Source data start

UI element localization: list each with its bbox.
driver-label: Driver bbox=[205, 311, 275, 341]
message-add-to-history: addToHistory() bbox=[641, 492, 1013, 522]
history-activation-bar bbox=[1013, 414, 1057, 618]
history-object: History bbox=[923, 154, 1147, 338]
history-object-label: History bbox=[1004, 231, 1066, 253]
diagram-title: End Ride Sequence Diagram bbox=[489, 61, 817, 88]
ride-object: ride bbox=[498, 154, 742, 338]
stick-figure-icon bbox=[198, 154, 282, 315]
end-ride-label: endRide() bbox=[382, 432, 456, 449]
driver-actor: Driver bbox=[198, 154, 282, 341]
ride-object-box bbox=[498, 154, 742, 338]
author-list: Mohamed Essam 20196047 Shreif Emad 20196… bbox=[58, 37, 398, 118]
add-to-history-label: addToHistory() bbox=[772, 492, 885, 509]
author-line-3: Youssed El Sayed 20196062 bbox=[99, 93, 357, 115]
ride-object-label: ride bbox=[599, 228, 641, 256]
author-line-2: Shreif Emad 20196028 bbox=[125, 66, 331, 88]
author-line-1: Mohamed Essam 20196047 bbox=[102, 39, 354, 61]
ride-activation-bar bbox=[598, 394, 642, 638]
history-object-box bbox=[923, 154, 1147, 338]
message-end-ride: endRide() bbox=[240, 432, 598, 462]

Source data end
Source data start

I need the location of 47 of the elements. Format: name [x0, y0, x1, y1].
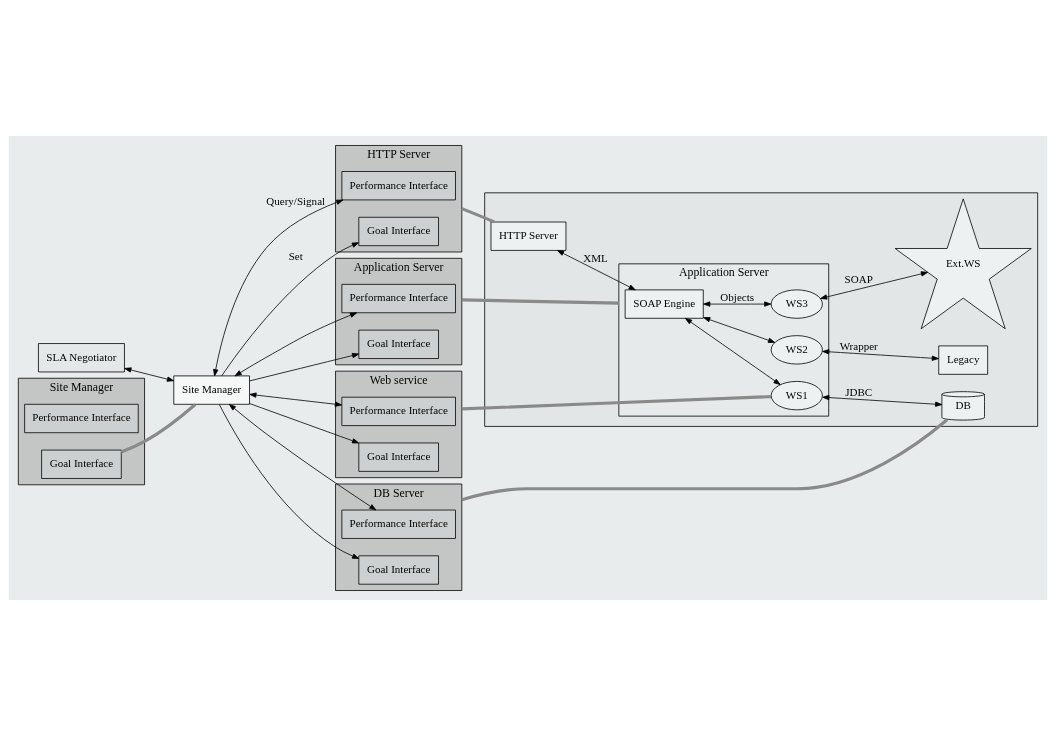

Source data end

Repeat the lines exactly as they stand, starting with the line containing "UI element localization: list" and going on through the line containing "author-list: Mohamed Essam".

▸ **Solution for this task**
UI element localization: list each with its bbox.
driver-label: Driver bbox=[205, 311, 275, 341]
message-add-to-history: addToHistory() bbox=[641, 492, 1013, 522]
history-activation-bar bbox=[1013, 414, 1057, 618]
history-object: History bbox=[923, 154, 1147, 338]
history-object-label: History bbox=[1004, 231, 1066, 253]
diagram-title: End Ride Sequence Diagram bbox=[489, 61, 817, 88]
ride-object: ride bbox=[498, 154, 742, 338]
stick-figure-icon bbox=[198, 154, 282, 315]
end-ride-label: endRide() bbox=[382, 432, 456, 449]
driver-actor: Driver bbox=[198, 154, 282, 341]
ride-object-box bbox=[498, 154, 742, 338]
author-list: Mohamed Essam 20196047 Shreif Emad 20196… bbox=[58, 37, 398, 118]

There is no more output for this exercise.